# Entries provided start

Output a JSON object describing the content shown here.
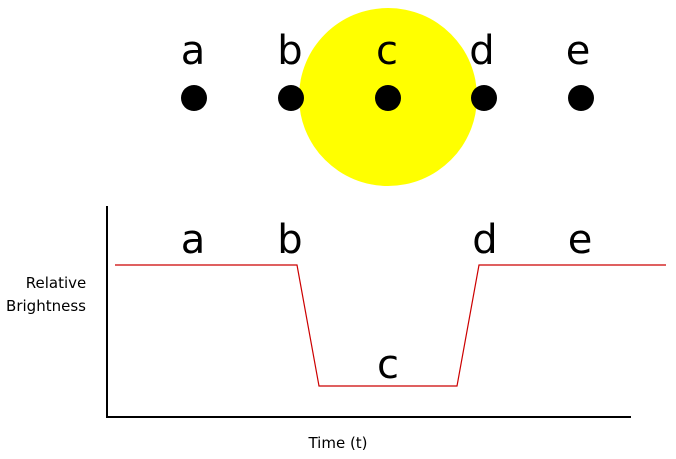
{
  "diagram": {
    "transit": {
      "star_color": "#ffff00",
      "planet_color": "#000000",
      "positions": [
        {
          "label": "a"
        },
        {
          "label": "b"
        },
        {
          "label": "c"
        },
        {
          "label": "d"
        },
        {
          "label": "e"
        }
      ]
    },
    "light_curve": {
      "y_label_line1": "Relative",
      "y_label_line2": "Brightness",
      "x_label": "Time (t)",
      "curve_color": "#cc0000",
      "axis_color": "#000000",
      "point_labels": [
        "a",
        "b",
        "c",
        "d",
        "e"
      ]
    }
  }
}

# Entries provided end

Every line is to be duplicated exactly, though pictures stay out.

Output a JSON object describing the content shown here.
{
  "diagram": {
    "transit": {
      "star_color": "#ffff00",
      "planet_color": "#000000",
      "positions": [
        {
          "label": "a"
        },
        {
          "label": "b"
        },
        {
          "label": "c"
        },
        {
          "label": "d"
        },
        {
          "label": "e"
        }
      ]
    },
    "light_curve": {
      "y_label_line1": "Relative",
      "y_label_line2": "Brightness",
      "x_label": "Time (t)",
      "curve_color": "#cc0000",
      "axis_color": "#000000",
      "point_labels": [
        "a",
        "b",
        "c",
        "d",
        "e"
      ]
    }
  }
}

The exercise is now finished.